» Do this
Copy out each of the rows below word for word, and leave the pictures out.

==== Data section ====

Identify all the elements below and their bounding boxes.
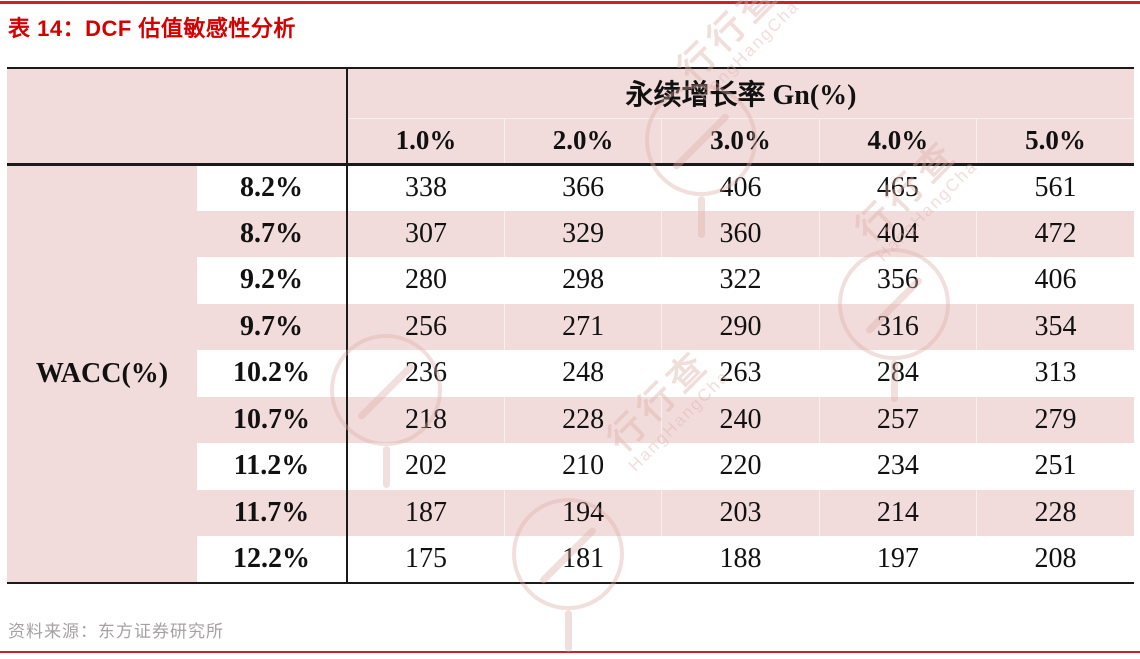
value-cell: 251 [976,443,1134,490]
value-cell: 307 [345,210,505,257]
value-cell: 404 [818,210,977,257]
value-cell: 271 [503,303,662,350]
top-divider-rule [0,1,1140,4]
column-header: 4.0% [818,117,977,164]
value-cell: 256 [345,303,505,350]
row-label: 9.7% [197,303,347,350]
value-cell: 329 [503,210,662,257]
row-label: 8.7% [197,210,347,257]
row-label: 12.2% [197,536,347,583]
value-cell: 322 [661,257,820,304]
value-cell: 214 [818,489,977,536]
row-label: 11.2% [197,443,347,490]
table-header: 永续增长率 Gn(%) 1.0% 2.0% 3.0% 4.0% 5.0% [7,68,1134,164]
table-body: WACC(%) 8.2% 338 366 406 465 561 8.7% 307 329 360 4… [7,164,1134,583]
column-header: 3.0% [661,117,820,164]
value-cell: 187 [345,489,505,536]
value-cell: 263 [661,350,820,397]
value-cell: 354 [976,303,1134,350]
value-cell: 220 [661,443,820,490]
value-cell: 181 [503,536,662,583]
row-label: 10.7% [197,396,347,443]
column-header: 5.0% [976,117,1134,164]
value-cell: 234 [818,443,977,490]
table-row: 12.2% 175 181 188 197 208 [7,536,1134,583]
row-label: 9.2% [197,257,347,304]
table-row: 10.7% 218 228 240 257 279 [7,396,1134,443]
value-cell: 248 [503,350,662,397]
table-row: 9.2% 280 298 322 356 406 [7,257,1134,304]
column-group-header: 永续增长率 Gn(%) [346,68,1134,118]
table-row: 8.7% 307 329 360 404 472 [7,210,1134,257]
source-note: 资料来源：东方证券研究所 [8,622,224,641]
value-cell: 240 [661,396,820,443]
value-cell: 356 [818,257,977,304]
row-label: 10.2% [197,350,347,397]
value-cell: 188 [661,536,820,583]
table-row: 10.2% 236 248 263 284 313 [7,350,1134,397]
value-cell: 338 [345,164,505,211]
value-cell: 298 [503,257,662,304]
value-cell: 210 [503,443,662,490]
dcf-sensitivity-table: 永续增长率 Gn(%) 1.0% 2.0% 3.0% 4.0% 5.0% WAC… [7,67,1134,584]
row-label: 11.7% [197,489,347,536]
header-row-columns: 1.0% 2.0% 3.0% 4.0% 5.0% [7,117,1134,164]
value-cell: 465 [818,164,977,211]
value-cell: 197 [818,536,977,583]
column-header: 1.0% [345,117,505,164]
value-cell: 280 [345,257,505,304]
table-title: 表 14：DCF 估值敏感性分析 [8,16,296,41]
value-cell: 279 [976,396,1134,443]
value-cell: 406 [976,257,1134,304]
value-cell: 561 [976,164,1134,211]
table-row: 11.7% 187 194 203 214 228 [7,489,1134,536]
value-cell: 208 [976,536,1134,583]
value-cell: 175 [345,536,505,583]
value-cell: 360 [661,210,820,257]
value-cell: 290 [661,303,820,350]
row-label: 8.2% [197,164,347,211]
value-cell: 218 [345,396,505,443]
value-cell: 366 [503,164,662,211]
value-cell: 472 [976,210,1134,257]
value-cell: 202 [345,443,505,490]
row-group-header: WACC(%) [7,164,197,583]
bottom-divider-rule [0,651,1140,653]
table-corner-blank [7,68,347,164]
value-cell: 313 [976,350,1134,397]
value-cell: 236 [345,350,505,397]
value-cell: 203 [661,489,820,536]
value-cell: 316 [818,303,977,350]
table-row: WACC(%) 8.2% 338 366 406 465 561 [7,164,1134,583]
table-row: 9.7% 256 271 290 316 354 [7,303,1134,350]
value-cell: 284 [818,350,977,397]
value-cell: 228 [976,489,1134,536]
value-cell: 228 [503,396,662,443]
table-row: 11.2% 202 210 220 234 251 [7,443,1134,490]
column-header: 2.0% [503,117,662,164]
value-cell: 194 [503,489,662,536]
header-row-group: 永续增长率 Gn(%) [7,68,1134,164]
value-cell: 406 [661,164,820,211]
value-cell: 257 [818,396,977,443]
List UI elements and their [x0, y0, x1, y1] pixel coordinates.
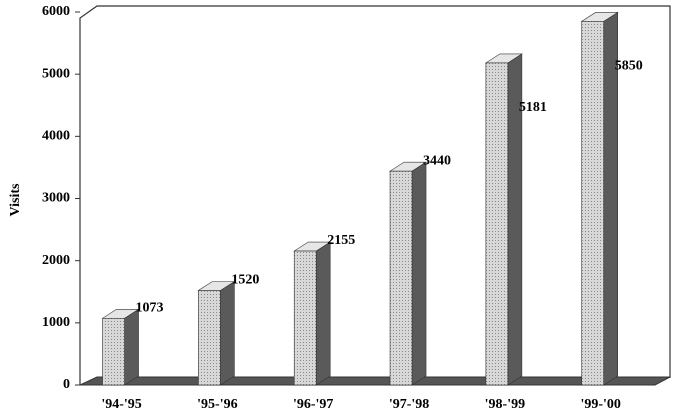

====

» Correct output
Identify all the elements below and their bounding boxes.
value-cell: 251 [976,443,1134,490]
value-cell: 307 [345,210,505,257]
value-cell: 404 [818,210,977,257]
value-cell: 271 [503,303,662,350]
top-divider-rule [0,1,1140,4]
column-header: 4.0% [818,117,977,164]
value-cell: 256 [345,303,505,350]
row-label: 9.7% [197,303,347,350]
value-cell: 329 [503,210,662,257]
row-label: 8.7% [197,210,347,257]
row-label: 12.2% [197,536,347,583]
value-cell: 322 [661,257,820,304]
value-cell: 214 [818,489,977,536]
row-label: 11.2% [197,443,347,490]
table-header: 永续增长率 Gn(%) 1.0% 2.0% 3.0% 4.0% 5.0% [7,68,1134,164]
table-body: WACC(%) 8.2% 338 366 406 465 561 8.7% 307 329 360 4… [7,164,1134,583]
column-header: 3.0% [661,117,820,164]
value-cell: 187 [345,489,505,536]
value-cell: 263 [661,350,820,397]
value-cell: 354 [976,303,1134,350]
value-cell: 220 [661,443,820,490]
value-cell: 181 [503,536,662,583]
row-label: 10.7% [197,396,347,443]
column-header: 5.0% [976,117,1134,164]
value-cell: 234 [818,443,977,490]
table-row: 12.2% 175 181 188 197 208 [7,536,1134,583]
row-label: 9.2% [197,257,347,304]
table-row: 10.7% 218 228 240 257 279 [7,396,1134,443]
value-cell: 248 [503,350,662,397]
table-row: 9.2% 280 298 322 356 406 [7,257,1134,304]
column-group-header: 永续增长率 Gn(%) [346,68,1134,118]
table-row: 8.7% 307 329 360 404 472 [7,210,1134,257]
source-note: 资料来源：东方证券研究所 [8,622,224,641]
value-cell: 240 [661,396,820,443]
value-cell: 356 [818,257,977,304]
row-label: 10.2% [197,350,347,397]
value-cell: 188 [661,536,820,583]
table-row: 10.2% 236 248 263 284 313 [7,350,1134,397]
value-cell: 338 [345,164,505,211]
value-cell: 298 [503,257,662,304]
value-cell: 210 [503,443,662,490]
dcf-sensitivity-table: 永续增长率 Gn(%) 1.0% 2.0% 3.0% 4.0% 5.0% WAC… [7,67,1134,584]
row-label: 11.7% [197,489,347,536]
header-row-columns: 1.0% 2.0% 3.0% 4.0% 5.0% [7,117,1134,164]
value-cell: 465 [818,164,977,211]
value-cell: 197 [818,536,977,583]
column-header: 1.0% [345,117,505,164]
value-cell: 280 [345,257,505,304]
table-title: 表 14：DCF 估值敏感性分析 [8,16,296,41]
value-cell: 279 [976,396,1134,443]
value-cell: 406 [976,257,1134,304]
value-cell: 561 [976,164,1134,211]
table-row: 11.7% 187 194 203 214 228 [7,489,1134,536]
value-cell: 208 [976,536,1134,583]
value-cell: 175 [345,536,505,583]
value-cell: 360 [661,210,820,257]
value-cell: 290 [661,303,820,350]
row-label: 8.2% [197,164,347,211]
value-cell: 218 [345,396,505,443]
value-cell: 366 [503,164,662,211]
value-cell: 472 [976,210,1134,257]
value-cell: 202 [345,443,505,490]
row-group-header: WACC(%) [7,164,197,583]
bottom-divider-rule [0,651,1140,653]
table-corner-blank [7,68,347,164]
value-cell: 313 [976,350,1134,397]
value-cell: 236 [345,350,505,397]
value-cell: 203 [661,489,820,536]
value-cell: 316 [818,303,977,350]
table-row: WACC(%) 8.2% 338 366 406 465 561 [7,164,1134,583]
table-row: 9.7% 256 271 290 316 354 [7,303,1134,350]
value-cell: 284 [818,350,977,397]
value-cell: 228 [976,489,1134,536]
value-cell: 228 [503,396,662,443]
table-row: 11.2% 202 210 220 234 251 [7,443,1134,490]
column-header: 2.0% [503,117,662,164]
value-cell: 194 [503,489,662,536]
header-row-group: 永续增长率 Gn(%) [7,68,1134,164]
value-cell: 406 [661,164,820,211]
value-cell: 257 [818,396,977,443]
List UI elements and their [x0, y0, x1, y1] pixel coordinates.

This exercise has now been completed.